- [DIRECTIONS] For each line below that includes the word "cast", make a copy.

- [INPUT ROWS]
__________________________________________________

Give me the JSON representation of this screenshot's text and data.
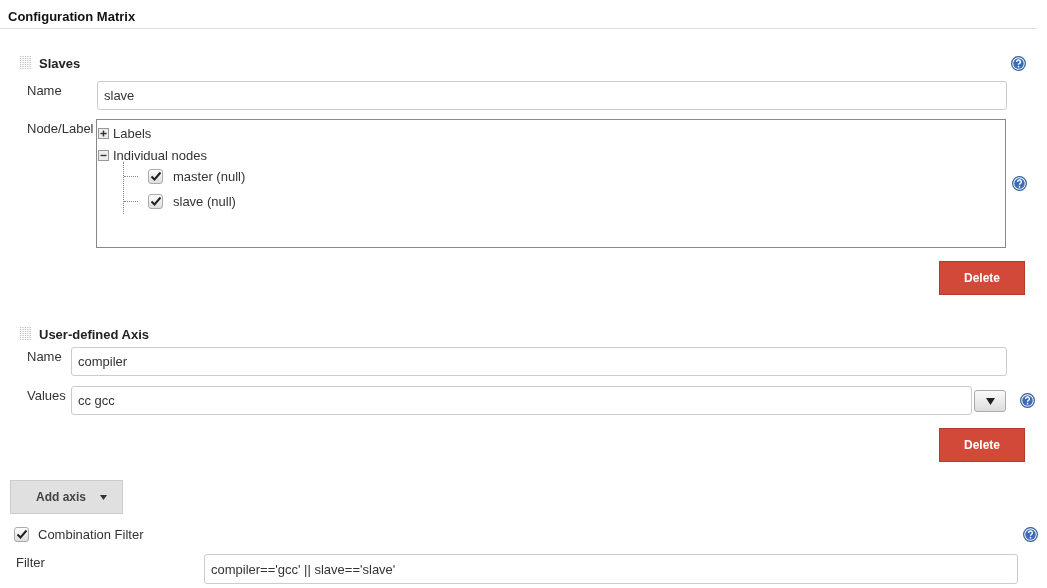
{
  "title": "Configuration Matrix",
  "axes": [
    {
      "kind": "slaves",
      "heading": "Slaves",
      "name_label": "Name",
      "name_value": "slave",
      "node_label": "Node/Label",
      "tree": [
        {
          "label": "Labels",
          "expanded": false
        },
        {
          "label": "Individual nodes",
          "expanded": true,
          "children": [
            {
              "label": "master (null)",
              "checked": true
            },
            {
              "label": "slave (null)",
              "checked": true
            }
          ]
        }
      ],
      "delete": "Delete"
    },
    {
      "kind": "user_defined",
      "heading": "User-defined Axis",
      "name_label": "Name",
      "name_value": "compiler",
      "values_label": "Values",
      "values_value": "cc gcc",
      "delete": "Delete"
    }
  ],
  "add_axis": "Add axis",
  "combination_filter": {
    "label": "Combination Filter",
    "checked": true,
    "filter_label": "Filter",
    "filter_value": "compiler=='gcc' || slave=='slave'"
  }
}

__________________________________________________

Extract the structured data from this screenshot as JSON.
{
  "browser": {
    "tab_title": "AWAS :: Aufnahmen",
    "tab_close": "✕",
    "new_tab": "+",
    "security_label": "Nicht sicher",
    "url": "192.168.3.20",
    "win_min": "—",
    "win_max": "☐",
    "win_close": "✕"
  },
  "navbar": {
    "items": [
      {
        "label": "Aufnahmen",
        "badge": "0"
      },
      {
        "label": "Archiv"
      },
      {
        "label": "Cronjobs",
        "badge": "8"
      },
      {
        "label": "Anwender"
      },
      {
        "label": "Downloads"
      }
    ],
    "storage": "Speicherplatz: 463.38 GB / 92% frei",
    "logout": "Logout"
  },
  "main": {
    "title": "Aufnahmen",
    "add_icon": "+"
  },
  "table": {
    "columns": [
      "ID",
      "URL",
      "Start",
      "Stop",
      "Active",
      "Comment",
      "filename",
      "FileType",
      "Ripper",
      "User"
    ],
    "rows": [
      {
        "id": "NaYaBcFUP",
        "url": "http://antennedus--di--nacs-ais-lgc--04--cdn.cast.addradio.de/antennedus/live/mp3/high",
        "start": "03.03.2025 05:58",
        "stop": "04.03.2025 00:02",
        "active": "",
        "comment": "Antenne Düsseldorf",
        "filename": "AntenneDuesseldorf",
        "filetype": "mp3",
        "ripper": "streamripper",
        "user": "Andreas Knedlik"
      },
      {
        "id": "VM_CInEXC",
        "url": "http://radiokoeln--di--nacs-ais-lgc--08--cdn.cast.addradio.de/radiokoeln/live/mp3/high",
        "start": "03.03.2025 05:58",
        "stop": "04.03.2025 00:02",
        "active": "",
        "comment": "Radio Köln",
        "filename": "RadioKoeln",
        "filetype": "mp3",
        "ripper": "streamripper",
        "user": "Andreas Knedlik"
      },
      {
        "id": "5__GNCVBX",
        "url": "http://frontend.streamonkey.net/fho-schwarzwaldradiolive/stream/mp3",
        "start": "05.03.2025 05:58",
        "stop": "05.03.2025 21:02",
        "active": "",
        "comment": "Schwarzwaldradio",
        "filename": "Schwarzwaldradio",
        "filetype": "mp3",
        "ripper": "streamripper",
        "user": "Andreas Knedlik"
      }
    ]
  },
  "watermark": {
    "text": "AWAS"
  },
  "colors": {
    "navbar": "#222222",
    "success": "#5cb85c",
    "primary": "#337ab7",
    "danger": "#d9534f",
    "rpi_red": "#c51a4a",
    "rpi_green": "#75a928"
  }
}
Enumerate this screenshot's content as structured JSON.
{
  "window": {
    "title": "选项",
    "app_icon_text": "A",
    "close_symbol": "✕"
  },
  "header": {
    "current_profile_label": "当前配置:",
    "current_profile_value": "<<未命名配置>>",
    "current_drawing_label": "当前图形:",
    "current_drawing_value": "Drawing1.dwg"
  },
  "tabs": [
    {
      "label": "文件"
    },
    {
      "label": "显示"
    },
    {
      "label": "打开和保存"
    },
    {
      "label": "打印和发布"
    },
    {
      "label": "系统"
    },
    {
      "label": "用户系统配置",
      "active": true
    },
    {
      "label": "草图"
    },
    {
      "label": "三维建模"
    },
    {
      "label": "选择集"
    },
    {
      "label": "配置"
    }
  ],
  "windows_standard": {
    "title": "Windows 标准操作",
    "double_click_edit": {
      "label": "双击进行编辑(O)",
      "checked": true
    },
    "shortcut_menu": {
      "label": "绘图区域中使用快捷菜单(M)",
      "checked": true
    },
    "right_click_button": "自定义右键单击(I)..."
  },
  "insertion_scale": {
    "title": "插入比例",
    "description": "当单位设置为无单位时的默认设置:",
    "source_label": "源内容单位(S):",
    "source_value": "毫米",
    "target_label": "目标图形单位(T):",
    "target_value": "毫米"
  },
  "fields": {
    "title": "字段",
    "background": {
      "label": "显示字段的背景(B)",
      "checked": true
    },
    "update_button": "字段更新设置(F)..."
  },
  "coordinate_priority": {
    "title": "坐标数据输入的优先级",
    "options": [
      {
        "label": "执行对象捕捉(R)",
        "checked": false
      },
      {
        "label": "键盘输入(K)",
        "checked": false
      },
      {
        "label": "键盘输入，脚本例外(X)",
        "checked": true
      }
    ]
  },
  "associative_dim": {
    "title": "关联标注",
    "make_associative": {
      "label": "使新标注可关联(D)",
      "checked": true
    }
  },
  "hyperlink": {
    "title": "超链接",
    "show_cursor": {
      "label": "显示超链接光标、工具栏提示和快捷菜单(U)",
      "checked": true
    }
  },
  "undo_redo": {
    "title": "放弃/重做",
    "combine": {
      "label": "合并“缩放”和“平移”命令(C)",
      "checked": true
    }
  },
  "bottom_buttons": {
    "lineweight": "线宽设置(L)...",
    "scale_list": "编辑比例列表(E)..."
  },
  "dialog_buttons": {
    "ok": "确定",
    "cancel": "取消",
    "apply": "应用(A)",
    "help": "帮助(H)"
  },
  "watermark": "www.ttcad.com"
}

__________________________________________________

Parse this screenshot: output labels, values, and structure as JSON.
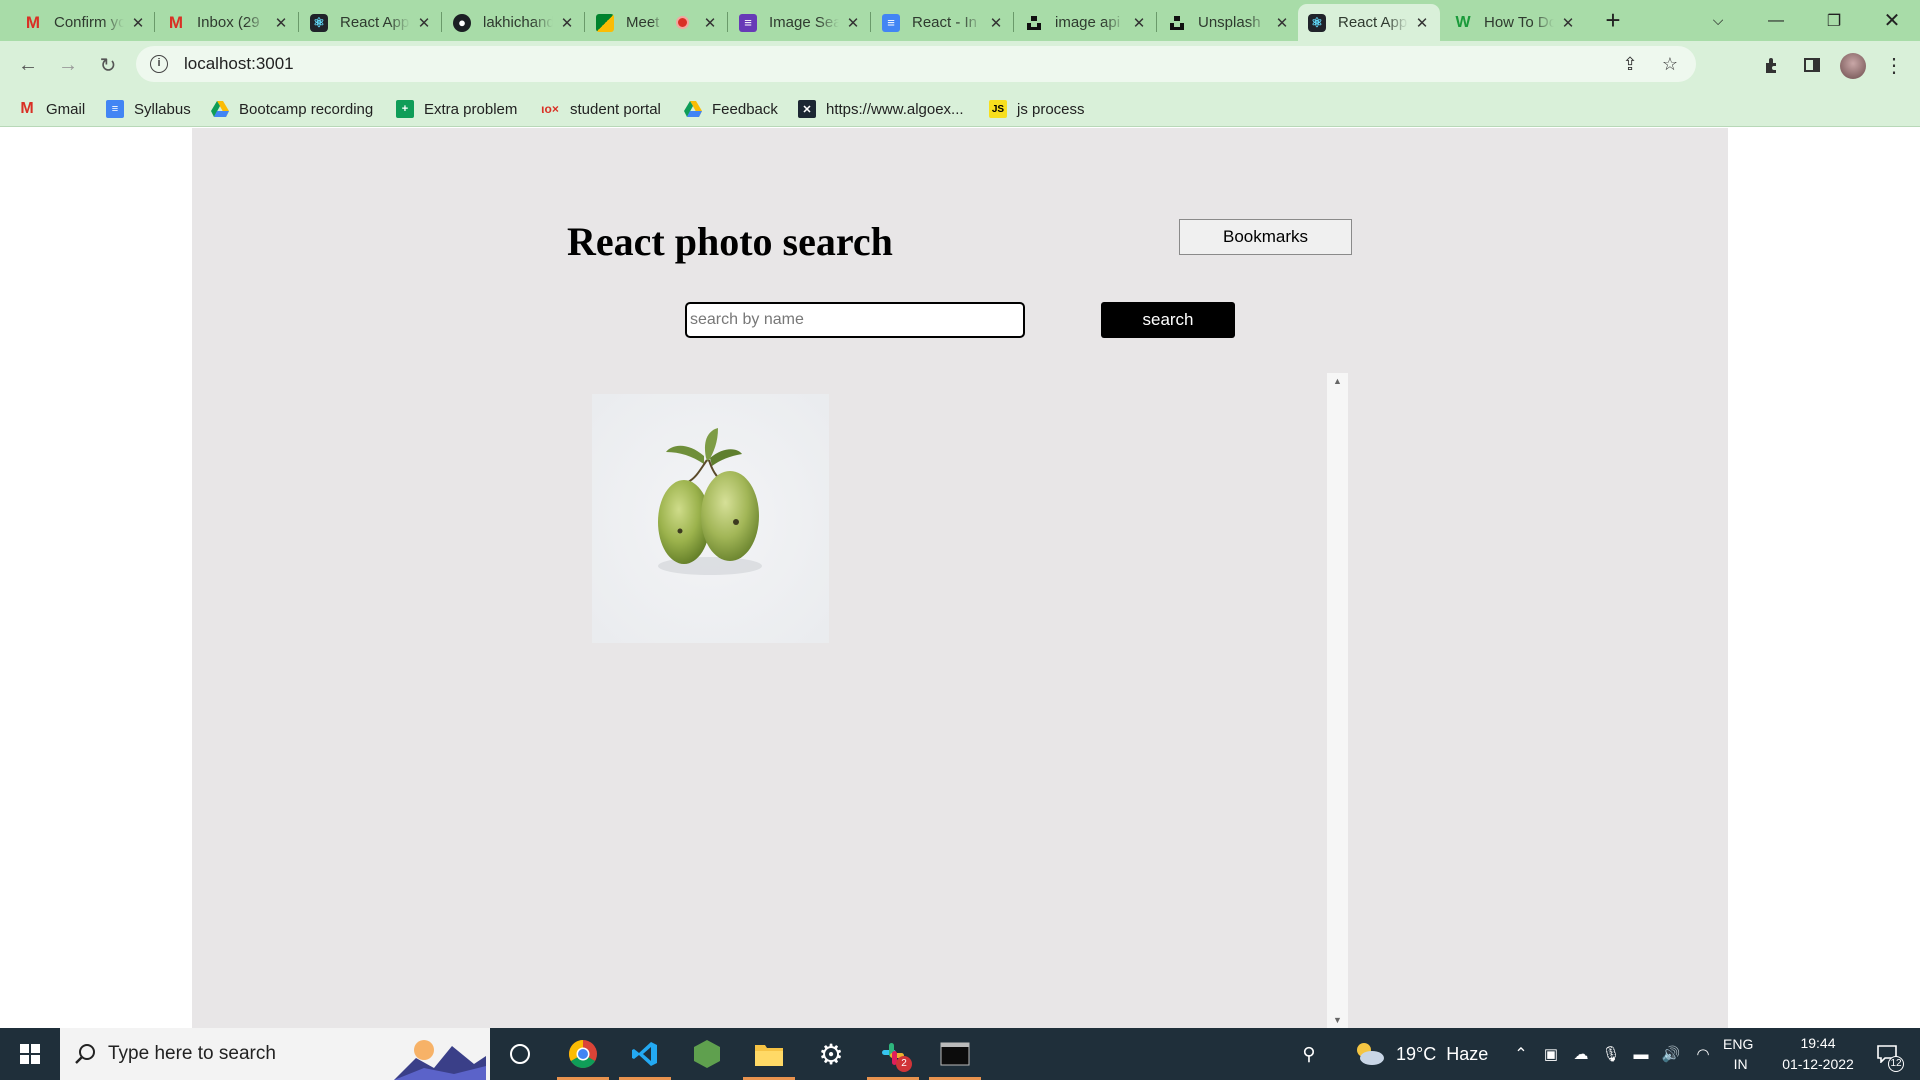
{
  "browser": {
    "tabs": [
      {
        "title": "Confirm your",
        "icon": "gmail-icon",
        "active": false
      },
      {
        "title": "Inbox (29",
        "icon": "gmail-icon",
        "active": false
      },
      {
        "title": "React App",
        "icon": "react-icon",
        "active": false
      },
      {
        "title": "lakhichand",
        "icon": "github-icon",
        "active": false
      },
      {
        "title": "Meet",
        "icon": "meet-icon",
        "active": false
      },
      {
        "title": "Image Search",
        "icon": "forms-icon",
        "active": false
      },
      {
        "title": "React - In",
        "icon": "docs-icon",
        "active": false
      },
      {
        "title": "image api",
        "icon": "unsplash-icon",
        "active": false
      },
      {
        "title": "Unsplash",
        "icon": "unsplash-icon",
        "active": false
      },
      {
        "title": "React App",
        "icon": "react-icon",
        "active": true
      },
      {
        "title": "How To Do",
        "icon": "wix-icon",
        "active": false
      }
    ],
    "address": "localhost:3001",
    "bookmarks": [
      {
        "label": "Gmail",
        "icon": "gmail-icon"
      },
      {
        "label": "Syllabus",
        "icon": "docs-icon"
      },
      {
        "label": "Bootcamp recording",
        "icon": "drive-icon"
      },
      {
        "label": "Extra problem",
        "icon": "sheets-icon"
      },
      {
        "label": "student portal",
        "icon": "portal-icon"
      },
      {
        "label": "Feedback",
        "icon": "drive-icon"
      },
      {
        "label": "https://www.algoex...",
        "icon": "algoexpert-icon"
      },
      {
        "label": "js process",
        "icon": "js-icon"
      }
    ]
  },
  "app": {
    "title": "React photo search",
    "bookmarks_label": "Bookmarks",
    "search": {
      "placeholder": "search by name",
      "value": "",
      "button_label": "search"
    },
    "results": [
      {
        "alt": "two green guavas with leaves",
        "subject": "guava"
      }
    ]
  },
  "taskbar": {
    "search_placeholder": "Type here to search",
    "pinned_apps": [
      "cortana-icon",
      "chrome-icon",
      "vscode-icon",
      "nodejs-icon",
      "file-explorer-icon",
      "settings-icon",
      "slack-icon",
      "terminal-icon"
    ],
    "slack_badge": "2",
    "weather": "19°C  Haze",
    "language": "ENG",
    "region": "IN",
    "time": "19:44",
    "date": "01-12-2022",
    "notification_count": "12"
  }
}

__________________________________________________

- [THE RESULT]
        "url": "http://antennedus--di--nacs-ais-lgc--04--cdn.cast.addradio.de/antennedus/live/mp3/high",
        "url": "http://radiokoeln--di--nacs-ais-lgc--08--cdn.cast.addradio.de/radiokoeln/live/mp3/high",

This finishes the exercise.